▸ **O que fazer**
Liste todas as partes do corpo mencionadas no artigo abaixo.

Pois bem, chegamos ao evento, fomos apresentados a todos os convidados, e nos sentamos numa mesa cercados pelos maiores clientes da companhia na China. O que eu ainda não sabia, mas significava se danou querida. Estes senhores, na maioria acima dos cinquenta, e suas esposas, na minoria acima dos cinquenta, estavam animadíssimos, e conforme os pratos foram chegando a mesa se puseram a falar de sua gastronomia com entusiasmo. Os chineses tem muito orgulho de sua gastronomia, Deus os abençoe, como diz o pessoal do sul dos Estados Unidos. Enquanto eles falavam eu sorria e tentava arduamente compreender o inglês deles, e de repente um pedaço não sei do que apareceu no meu prato diretamente do hashi (pauzinhos chineses) de um senhor sentado ao meu lado. Senti um chute na canela, me empertiguei, peguei o item e enfiei na boca sorrindo e assentindo com a cabeça, ufa era uma carninha parecida com frango que eu não perguntei o que era exatamente, preferi ficar na ignorância. Meu colega de refeição assentiu sorrindo satisfeito, e meu marido deu tapinha encorajador no meu joelho por baixo da mesa. Socorro! Pensei eu desconsolada, e meu marido ergueu seu copo e gritou gan bei! Todos repetimos gan bei e viramos nossos copos. Detalhe, se alguém na sua mesa grita gan bei todo mundo tem que beber junto.

Linhas de um conjunto de dados
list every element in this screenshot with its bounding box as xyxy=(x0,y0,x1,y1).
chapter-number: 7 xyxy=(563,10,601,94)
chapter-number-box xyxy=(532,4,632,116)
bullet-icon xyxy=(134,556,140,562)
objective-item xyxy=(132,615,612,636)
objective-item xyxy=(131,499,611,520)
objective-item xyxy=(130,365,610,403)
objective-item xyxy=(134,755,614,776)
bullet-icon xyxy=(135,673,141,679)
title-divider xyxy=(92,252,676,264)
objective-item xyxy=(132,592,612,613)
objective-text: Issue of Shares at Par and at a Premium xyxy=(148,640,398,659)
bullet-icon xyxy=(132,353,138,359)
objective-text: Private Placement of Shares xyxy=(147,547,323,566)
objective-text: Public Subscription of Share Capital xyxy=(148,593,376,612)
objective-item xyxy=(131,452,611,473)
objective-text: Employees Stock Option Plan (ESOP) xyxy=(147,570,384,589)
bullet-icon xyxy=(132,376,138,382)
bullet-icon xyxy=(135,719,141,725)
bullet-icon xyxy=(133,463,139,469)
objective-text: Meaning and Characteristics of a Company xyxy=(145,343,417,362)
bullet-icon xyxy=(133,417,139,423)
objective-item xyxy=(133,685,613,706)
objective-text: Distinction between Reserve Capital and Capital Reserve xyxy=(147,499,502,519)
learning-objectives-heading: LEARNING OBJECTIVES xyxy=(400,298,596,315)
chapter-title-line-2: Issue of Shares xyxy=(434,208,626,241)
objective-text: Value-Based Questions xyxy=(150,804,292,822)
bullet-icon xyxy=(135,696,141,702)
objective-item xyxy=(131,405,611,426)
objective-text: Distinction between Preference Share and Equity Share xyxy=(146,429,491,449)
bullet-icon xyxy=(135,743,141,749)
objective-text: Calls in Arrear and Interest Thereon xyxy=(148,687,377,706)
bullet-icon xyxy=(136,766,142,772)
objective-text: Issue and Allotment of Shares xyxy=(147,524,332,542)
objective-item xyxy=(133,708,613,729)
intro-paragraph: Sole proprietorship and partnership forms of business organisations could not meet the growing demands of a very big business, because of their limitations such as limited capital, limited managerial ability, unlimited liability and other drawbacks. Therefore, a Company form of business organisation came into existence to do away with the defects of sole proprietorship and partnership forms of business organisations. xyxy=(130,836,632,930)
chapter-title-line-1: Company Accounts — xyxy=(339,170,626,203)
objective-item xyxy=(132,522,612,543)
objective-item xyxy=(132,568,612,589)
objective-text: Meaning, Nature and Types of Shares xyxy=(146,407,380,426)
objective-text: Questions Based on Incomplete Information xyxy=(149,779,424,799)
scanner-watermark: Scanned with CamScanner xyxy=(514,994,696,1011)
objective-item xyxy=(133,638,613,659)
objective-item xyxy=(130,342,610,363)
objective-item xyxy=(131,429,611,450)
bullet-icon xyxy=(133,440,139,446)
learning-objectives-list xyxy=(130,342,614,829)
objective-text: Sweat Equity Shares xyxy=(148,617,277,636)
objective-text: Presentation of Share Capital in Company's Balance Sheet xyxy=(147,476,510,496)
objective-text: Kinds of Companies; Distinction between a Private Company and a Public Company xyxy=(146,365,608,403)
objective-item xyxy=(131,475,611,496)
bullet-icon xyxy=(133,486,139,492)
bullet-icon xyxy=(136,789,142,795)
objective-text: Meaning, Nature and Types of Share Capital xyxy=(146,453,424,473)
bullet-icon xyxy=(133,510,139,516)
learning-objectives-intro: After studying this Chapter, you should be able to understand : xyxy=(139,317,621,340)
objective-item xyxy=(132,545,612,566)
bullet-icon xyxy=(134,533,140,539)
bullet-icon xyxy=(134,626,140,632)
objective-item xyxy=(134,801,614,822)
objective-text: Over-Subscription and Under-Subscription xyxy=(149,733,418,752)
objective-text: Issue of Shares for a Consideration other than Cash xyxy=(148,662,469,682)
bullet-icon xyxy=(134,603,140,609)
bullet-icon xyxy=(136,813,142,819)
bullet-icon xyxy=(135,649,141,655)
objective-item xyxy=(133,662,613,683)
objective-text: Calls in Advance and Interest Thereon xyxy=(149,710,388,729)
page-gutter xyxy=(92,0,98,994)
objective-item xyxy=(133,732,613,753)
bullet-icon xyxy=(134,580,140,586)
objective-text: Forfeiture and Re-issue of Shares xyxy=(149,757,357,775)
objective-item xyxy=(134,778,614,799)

▸ **Resposta**
- canela
- boca
- cabeça
- joelho